## Written instruction
Single out the lines of the material that contain "active" and copy them.

_ _ _ _

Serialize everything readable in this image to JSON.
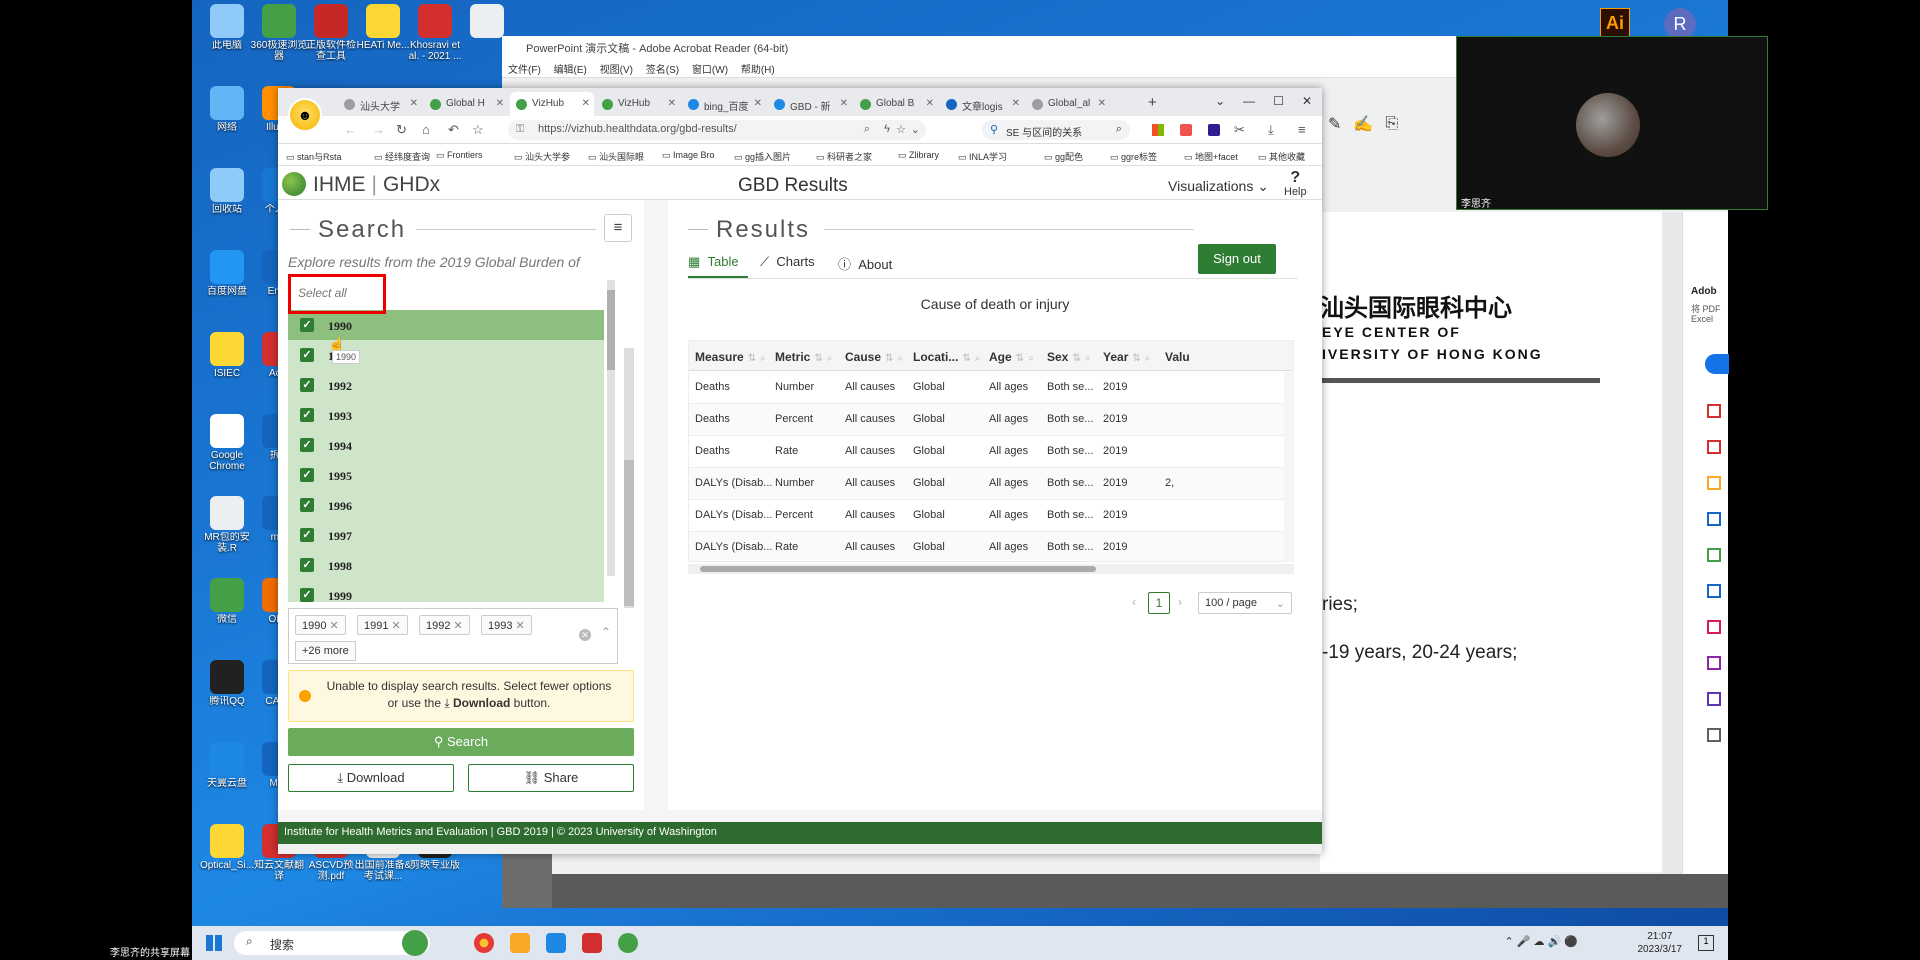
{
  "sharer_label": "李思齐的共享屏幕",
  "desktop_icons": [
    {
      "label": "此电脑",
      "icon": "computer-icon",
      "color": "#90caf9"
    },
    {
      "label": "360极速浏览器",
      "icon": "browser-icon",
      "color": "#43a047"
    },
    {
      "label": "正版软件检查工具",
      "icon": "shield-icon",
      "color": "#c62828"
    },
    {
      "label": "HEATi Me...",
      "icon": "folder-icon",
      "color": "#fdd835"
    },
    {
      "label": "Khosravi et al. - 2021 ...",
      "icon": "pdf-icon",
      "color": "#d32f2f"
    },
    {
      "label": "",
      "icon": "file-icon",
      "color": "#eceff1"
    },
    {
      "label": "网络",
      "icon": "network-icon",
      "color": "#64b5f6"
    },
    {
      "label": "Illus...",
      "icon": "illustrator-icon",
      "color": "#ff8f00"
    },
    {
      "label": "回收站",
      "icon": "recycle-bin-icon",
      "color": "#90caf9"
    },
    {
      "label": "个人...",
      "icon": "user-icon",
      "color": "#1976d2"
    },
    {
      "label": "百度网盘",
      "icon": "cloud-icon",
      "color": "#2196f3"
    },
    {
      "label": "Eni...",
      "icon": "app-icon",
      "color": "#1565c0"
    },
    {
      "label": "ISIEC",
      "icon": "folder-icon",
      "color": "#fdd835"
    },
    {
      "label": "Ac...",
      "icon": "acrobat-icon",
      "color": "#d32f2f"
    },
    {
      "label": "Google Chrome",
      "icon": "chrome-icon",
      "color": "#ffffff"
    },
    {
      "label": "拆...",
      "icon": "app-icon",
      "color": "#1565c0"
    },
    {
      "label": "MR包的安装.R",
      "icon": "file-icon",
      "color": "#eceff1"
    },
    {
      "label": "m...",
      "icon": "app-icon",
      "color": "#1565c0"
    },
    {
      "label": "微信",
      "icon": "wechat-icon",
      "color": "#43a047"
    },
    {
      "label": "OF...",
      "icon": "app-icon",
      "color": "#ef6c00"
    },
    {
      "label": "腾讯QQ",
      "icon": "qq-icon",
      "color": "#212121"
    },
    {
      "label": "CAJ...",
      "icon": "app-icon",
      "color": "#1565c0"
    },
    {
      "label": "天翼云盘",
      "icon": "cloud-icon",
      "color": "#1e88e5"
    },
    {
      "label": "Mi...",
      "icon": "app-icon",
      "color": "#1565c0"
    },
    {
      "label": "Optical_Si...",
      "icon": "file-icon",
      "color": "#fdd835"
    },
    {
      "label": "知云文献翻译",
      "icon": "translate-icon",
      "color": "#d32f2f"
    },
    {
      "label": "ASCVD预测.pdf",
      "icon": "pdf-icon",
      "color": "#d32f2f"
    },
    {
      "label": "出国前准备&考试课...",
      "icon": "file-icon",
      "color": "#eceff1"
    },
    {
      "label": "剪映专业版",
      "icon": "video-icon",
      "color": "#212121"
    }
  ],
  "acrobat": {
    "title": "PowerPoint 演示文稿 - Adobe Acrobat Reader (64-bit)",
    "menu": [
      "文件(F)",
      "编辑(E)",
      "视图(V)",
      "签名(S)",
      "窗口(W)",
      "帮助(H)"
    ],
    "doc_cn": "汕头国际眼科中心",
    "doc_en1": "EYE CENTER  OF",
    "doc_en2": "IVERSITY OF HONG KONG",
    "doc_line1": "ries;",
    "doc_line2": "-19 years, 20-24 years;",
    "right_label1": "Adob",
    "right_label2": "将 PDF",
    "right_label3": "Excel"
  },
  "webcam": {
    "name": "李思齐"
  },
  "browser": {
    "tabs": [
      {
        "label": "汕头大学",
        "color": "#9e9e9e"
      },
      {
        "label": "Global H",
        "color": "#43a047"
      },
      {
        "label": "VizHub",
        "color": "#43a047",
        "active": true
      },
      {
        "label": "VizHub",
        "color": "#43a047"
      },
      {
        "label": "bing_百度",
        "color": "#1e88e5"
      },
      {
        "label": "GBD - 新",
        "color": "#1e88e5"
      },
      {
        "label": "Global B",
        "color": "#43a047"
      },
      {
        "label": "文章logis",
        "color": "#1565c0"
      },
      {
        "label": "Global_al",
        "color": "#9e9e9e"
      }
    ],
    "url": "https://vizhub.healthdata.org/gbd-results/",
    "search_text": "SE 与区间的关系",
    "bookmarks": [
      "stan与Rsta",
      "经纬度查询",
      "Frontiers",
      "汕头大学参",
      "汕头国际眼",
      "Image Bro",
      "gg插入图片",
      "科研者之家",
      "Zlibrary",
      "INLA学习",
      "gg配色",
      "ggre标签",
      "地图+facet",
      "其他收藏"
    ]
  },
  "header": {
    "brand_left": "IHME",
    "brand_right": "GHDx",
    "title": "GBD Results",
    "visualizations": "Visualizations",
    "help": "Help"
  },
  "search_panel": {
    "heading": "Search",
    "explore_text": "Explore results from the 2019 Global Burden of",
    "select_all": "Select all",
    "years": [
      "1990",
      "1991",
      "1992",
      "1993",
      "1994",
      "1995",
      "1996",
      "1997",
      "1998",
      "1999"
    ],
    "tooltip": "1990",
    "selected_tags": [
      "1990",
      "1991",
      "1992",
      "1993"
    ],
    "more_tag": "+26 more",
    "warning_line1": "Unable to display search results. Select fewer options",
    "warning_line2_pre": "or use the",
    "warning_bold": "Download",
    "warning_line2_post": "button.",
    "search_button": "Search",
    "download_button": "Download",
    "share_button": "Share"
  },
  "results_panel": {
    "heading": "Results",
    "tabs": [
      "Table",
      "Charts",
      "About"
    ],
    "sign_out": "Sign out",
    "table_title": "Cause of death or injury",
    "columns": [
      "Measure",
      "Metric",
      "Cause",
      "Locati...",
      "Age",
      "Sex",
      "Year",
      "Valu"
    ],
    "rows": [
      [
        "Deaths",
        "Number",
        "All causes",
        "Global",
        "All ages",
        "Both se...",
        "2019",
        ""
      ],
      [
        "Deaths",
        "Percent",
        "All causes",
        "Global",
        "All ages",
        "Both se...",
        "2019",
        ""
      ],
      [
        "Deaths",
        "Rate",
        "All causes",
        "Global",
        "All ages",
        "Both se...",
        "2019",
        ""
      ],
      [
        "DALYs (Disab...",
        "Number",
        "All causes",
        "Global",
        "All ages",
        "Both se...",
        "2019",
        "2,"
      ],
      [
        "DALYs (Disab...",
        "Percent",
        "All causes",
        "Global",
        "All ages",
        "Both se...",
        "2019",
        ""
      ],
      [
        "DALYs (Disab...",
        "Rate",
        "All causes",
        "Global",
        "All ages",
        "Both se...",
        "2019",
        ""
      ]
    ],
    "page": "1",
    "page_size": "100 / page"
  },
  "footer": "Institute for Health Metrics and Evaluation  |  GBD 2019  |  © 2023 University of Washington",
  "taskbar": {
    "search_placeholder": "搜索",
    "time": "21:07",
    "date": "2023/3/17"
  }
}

_ _ _ _

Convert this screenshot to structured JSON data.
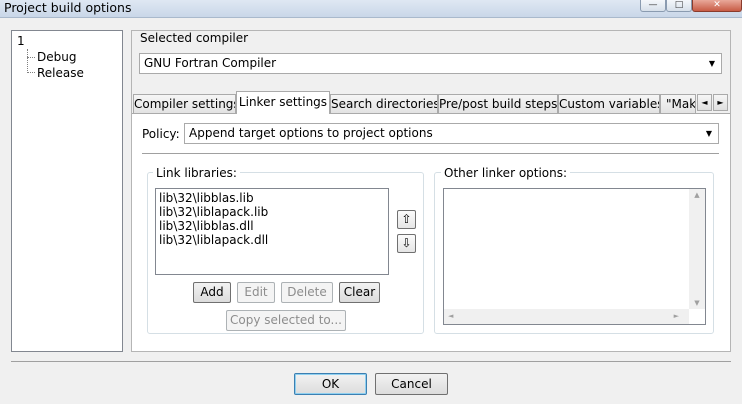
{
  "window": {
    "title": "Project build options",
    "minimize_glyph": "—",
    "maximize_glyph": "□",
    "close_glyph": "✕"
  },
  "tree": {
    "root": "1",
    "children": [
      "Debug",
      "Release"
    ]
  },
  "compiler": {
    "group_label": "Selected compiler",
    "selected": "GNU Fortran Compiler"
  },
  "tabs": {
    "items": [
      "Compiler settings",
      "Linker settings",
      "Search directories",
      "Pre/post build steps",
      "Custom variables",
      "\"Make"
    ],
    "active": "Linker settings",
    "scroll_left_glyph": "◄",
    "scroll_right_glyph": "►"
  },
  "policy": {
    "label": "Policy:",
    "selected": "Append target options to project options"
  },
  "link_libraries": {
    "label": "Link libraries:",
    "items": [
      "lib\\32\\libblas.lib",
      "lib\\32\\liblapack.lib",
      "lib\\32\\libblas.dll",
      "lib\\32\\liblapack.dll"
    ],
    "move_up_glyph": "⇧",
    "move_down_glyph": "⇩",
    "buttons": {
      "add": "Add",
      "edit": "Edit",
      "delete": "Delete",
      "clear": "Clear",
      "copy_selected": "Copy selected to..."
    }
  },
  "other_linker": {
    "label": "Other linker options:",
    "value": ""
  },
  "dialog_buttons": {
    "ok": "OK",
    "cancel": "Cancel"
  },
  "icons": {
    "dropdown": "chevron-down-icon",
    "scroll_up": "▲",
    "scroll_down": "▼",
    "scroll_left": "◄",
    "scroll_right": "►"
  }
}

_ _ _ _

## Response to this task
        "active": true
    "active": "Linker settings",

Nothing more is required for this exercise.